**WHAT THE TASK REQUIRES:** Will you transcribe the entries that follow, exactly and in full?

**RECORDS:**
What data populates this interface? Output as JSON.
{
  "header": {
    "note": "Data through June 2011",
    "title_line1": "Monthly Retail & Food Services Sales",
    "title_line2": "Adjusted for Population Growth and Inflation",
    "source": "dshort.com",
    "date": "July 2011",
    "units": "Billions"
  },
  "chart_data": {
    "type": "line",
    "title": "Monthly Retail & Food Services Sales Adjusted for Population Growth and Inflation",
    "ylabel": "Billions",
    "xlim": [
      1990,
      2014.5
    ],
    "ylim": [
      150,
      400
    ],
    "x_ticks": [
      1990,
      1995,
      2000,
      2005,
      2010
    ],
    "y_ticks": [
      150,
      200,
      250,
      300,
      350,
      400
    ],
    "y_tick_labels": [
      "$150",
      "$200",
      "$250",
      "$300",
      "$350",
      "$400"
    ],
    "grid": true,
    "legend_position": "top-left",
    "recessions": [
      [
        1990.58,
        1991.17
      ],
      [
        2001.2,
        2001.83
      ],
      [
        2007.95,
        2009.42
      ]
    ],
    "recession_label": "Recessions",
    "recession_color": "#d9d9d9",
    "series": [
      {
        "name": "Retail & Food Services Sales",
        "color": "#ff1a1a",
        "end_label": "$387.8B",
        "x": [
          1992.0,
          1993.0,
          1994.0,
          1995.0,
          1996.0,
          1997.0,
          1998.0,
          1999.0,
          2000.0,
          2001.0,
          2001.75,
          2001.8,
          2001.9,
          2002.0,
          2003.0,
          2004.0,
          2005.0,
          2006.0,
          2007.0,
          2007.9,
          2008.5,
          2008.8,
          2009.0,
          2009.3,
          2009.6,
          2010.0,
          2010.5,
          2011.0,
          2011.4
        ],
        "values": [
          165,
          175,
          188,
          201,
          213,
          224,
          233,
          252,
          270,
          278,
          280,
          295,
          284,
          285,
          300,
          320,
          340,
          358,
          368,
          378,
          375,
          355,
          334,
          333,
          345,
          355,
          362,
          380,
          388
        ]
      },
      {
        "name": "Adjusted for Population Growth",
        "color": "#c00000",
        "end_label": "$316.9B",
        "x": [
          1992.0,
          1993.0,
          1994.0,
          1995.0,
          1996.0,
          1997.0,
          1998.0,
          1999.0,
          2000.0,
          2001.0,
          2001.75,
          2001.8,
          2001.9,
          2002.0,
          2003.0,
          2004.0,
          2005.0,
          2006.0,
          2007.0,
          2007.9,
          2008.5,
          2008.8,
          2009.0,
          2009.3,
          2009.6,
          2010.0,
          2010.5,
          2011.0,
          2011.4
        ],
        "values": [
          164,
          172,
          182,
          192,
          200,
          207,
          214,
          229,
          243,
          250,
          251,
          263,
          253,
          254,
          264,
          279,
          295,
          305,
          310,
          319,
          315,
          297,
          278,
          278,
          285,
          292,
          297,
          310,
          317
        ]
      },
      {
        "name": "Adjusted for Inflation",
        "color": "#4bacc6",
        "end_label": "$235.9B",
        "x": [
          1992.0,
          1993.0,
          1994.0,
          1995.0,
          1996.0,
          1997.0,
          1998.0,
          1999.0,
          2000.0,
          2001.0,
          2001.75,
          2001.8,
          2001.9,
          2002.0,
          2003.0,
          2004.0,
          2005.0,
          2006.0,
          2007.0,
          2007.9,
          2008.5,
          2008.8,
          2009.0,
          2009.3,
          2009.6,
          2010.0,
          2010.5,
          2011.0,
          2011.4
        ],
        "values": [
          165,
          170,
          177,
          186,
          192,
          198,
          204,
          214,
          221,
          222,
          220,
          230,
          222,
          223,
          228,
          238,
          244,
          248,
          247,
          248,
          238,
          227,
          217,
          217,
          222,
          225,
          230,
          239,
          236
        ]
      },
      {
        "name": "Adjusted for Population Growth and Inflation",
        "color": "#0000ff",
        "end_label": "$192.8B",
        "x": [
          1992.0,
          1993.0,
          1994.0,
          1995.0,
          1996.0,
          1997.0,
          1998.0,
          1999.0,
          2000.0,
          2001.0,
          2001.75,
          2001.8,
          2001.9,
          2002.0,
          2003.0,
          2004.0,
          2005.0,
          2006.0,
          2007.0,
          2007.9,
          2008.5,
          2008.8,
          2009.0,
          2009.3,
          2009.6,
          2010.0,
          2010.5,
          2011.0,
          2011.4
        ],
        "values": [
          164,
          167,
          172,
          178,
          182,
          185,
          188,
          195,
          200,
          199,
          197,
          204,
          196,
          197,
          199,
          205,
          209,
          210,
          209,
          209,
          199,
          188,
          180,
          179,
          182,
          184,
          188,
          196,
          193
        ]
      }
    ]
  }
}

**SOLVED EXERCISE:**
What data populates this interface? Output as JSON.
{
  "header": {
    "note": "Data through June 2011",
    "title_line1": "Monthly Retail & Food Services Sales",
    "title_line2": "Adjusted for Population Growth and Inflation",
    "source": "dshort.com",
    "date": "July 2011",
    "units": "Billions"
  },
  "chart_data": {
    "type": "line",
    "title": "Monthly Retail & Food Services Sales Adjusted for Population Growth and Inflation",
    "ylabel": "Billions",
    "xlim": [
      1990,
      2014.5
    ],
    "ylim": [
      150,
      400
    ],
    "x_ticks": [
      1990,
      1995,
      2000,
      2005,
      2010
    ],
    "y_ticks": [
      150,
      200,
      250,
      300,
      350,
      400
    ],
    "y_tick_labels": [
      "$150",
      "$200",
      "$250",
      "$300",
      "$350",
      "$400"
    ],
    "grid": true,
    "legend_position": "top-left",
    "recessions": [
      [
        1990.58,
        1991.17
      ],
      [
        2001.2,
        2001.83
      ],
      [
        2007.95,
        2009.42
      ]
    ],
    "recession_label": "Recessions",
    "recession_color": "#d9d9d9",
    "series": [
      {
        "name": "Retail & Food Services Sales",
        "color": "#ff1a1a",
        "end_label": "$387.8B",
        "x": [
          1992.0,
          1993.0,
          1994.0,
          1995.0,
          1996.0,
          1997.0,
          1998.0,
          1999.0,
          2000.0,
          2001.0,
          2001.75,
          2001.8,
          2001.9,
          2002.0,
          2003.0,
          2004.0,
          2005.0,
          2006.0,
          2007.0,
          2007.9,
          2008.5,
          2008.8,
          2009.0,
          2009.3,
          2009.6,
          2010.0,
          2010.5,
          2011.0,
          2011.4
        ],
        "values": [
          165,
          175,
          188,
          201,
          213,
          224,
          233,
          252,
          270,
          278,
          280,
          295,
          284,
          285,
          300,
          320,
          340,
          358,
          368,
          378,
          375,
          355,
          334,
          333,
          345,
          355,
          362,
          380,
          388
        ]
      },
      {
        "name": "Adjusted for Population Growth",
        "color": "#c00000",
        "end_label": "$316.9B",
        "x": [
          1992.0,
          1993.0,
          1994.0,
          1995.0,
          1996.0,
          1997.0,
          1998.0,
          1999.0,
          2000.0,
          2001.0,
          2001.75,
          2001.8,
          2001.9,
          2002.0,
          2003.0,
          2004.0,
          2005.0,
          2006.0,
          2007.0,
          2007.9,
          2008.5,
          2008.8,
          2009.0,
          2009.3,
          2009.6,
          2010.0,
          2010.5,
          2011.0,
          2011.4
        ],
        "values": [
          164,
          172,
          182,
          192,
          200,
          207,
          214,
          229,
          243,
          250,
          251,
          263,
          253,
          254,
          264,
          279,
          295,
          305,
          310,
          319,
          315,
          297,
          278,
          278,
          285,
          292,
          297,
          310,
          317
        ]
      },
      {
        "name": "Adjusted for Inflation",
        "color": "#4bacc6",
        "end_label": "$235.9B",
        "x": [
          1992.0,
          1993.0,
          1994.0,
          1995.0,
          1996.0,
          1997.0,
          1998.0,
          1999.0,
          2000.0,
          2001.0,
          2001.75,
          2001.8,
          2001.9,
          2002.0,
          2003.0,
          2004.0,
          2005.0,
          2006.0,
          2007.0,
          2007.9,
          2008.5,
          2008.8,
          2009.0,
          2009.3,
          2009.6,
          2010.0,
          2010.5,
          2011.0,
          2011.4
        ],
        "values": [
          165,
          170,
          177,
          186,
          192,
          198,
          204,
          214,
          221,
          222,
          220,
          230,
          222,
          223,
          228,
          238,
          244,
          248,
          247,
          248,
          238,
          227,
          217,
          217,
          222,
          225,
          230,
          239,
          236
        ]
      },
      {
        "name": "Adjusted for Population Growth and Inflation",
        "color": "#0000ff",
        "end_label": "$192.8B",
        "x": [
          1992.0,
          1993.0,
          1994.0,
          1995.0,
          1996.0,
          1997.0,
          1998.0,
          1999.0,
          2000.0,
          2001.0,
          2001.75,
          2001.8,
          2001.9,
          2002.0,
          2003.0,
          2004.0,
          2005.0,
          2006.0,
          2007.0,
          2007.9,
          2008.5,
          2008.8,
          2009.0,
          2009.3,
          2009.6,
          2010.0,
          2010.5,
          2011.0,
          2011.4
        ],
        "values": [
          164,
          167,
          172,
          178,
          182,
          185,
          188,
          195,
          200,
          199,
          197,
          204,
          196,
          197,
          199,
          205,
          209,
          210,
          209,
          209,
          199,
          188,
          180,
          179,
          182,
          184,
          188,
          196,
          193
        ]
      }
    ]
  }
}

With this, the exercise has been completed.